-------- RECORDS PROVIDED

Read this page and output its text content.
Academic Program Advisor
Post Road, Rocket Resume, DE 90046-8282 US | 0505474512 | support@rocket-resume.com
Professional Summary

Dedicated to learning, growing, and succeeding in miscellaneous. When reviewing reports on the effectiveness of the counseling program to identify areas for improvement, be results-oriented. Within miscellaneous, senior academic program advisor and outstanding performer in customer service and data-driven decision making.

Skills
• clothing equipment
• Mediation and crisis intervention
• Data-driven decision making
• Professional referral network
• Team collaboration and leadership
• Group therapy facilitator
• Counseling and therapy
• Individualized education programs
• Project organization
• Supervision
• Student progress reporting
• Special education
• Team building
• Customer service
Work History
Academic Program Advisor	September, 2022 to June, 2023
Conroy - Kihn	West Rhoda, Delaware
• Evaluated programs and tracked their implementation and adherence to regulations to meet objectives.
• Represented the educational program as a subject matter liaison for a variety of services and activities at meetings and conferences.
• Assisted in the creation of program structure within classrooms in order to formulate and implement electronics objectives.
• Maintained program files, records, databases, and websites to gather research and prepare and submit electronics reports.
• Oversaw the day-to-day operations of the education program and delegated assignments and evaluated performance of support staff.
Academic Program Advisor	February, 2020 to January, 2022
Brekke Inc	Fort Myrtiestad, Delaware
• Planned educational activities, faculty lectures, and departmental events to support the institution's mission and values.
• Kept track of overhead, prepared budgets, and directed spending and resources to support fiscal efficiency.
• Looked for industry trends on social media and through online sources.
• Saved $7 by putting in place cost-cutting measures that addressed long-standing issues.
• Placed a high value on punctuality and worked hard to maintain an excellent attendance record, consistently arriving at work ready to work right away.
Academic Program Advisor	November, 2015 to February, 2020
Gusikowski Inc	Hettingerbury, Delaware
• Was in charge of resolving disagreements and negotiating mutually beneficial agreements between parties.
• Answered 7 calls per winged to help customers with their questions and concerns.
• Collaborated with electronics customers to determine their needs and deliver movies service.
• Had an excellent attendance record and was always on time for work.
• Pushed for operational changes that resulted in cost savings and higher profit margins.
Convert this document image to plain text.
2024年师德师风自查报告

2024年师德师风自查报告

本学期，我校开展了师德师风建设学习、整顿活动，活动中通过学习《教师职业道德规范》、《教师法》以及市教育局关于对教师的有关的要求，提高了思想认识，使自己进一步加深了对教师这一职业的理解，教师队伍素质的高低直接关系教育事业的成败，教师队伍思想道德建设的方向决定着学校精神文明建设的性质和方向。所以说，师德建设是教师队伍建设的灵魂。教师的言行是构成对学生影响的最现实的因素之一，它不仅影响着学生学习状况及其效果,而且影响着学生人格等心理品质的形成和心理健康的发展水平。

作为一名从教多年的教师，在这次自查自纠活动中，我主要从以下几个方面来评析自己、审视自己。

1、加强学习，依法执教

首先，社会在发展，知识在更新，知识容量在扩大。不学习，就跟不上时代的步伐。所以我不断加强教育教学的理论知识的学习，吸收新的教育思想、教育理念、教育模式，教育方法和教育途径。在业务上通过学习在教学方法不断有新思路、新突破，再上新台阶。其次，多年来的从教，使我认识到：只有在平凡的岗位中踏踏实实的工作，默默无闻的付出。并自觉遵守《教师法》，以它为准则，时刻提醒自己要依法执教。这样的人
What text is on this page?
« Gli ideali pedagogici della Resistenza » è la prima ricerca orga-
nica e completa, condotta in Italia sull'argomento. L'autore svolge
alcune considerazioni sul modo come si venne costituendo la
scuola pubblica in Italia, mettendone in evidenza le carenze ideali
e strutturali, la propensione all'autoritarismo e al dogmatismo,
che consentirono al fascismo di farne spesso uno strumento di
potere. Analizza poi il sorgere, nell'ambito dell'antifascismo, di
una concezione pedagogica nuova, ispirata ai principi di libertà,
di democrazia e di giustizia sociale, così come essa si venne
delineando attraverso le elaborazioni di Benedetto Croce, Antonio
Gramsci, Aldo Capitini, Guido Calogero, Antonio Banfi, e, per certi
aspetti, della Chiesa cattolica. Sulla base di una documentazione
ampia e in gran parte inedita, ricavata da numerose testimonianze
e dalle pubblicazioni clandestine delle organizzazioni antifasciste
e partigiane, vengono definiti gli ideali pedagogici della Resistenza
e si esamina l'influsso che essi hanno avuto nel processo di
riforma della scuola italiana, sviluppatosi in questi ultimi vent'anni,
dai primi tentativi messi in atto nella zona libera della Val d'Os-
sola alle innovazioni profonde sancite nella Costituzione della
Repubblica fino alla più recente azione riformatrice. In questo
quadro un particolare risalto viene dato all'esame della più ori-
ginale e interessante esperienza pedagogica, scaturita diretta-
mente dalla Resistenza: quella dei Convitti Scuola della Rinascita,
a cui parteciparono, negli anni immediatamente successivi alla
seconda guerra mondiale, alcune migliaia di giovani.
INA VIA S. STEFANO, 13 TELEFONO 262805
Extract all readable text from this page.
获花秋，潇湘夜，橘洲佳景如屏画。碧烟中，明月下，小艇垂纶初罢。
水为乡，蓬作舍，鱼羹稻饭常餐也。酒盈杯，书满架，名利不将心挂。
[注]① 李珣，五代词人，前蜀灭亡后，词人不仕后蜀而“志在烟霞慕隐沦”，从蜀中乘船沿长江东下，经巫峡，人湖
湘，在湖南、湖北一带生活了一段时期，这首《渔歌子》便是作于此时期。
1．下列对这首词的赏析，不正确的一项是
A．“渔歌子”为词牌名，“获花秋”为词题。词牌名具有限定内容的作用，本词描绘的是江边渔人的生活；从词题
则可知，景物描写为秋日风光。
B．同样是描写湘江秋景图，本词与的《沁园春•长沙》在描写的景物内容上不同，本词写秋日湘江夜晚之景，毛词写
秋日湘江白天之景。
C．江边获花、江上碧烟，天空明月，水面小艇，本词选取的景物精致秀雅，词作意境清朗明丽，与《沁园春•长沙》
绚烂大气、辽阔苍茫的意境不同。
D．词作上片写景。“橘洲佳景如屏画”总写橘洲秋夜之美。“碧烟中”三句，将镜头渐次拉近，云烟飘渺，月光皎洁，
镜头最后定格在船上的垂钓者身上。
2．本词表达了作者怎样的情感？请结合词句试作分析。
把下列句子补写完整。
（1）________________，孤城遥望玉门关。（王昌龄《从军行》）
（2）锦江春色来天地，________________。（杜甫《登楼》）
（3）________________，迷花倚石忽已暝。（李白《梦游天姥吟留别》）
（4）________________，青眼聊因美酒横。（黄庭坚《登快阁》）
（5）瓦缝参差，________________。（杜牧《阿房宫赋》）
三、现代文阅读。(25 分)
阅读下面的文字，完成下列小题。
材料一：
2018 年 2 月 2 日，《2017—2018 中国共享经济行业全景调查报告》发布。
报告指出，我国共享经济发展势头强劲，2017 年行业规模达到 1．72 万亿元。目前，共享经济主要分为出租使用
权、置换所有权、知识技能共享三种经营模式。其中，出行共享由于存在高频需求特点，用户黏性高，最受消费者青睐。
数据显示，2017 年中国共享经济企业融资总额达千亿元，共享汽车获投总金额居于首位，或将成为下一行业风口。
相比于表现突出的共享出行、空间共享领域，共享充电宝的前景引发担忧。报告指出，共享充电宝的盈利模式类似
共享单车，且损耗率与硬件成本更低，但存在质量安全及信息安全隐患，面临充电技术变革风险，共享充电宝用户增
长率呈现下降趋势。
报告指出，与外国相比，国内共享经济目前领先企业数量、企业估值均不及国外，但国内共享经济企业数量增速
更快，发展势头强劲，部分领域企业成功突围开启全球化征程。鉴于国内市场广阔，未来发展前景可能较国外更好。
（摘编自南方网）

----------------

| WHAT THE TASK REQUIRES |
For the entries shown above, give the number of lines that include the word "making", without any other text.

| ANSWER TO THE EXERCISE |
2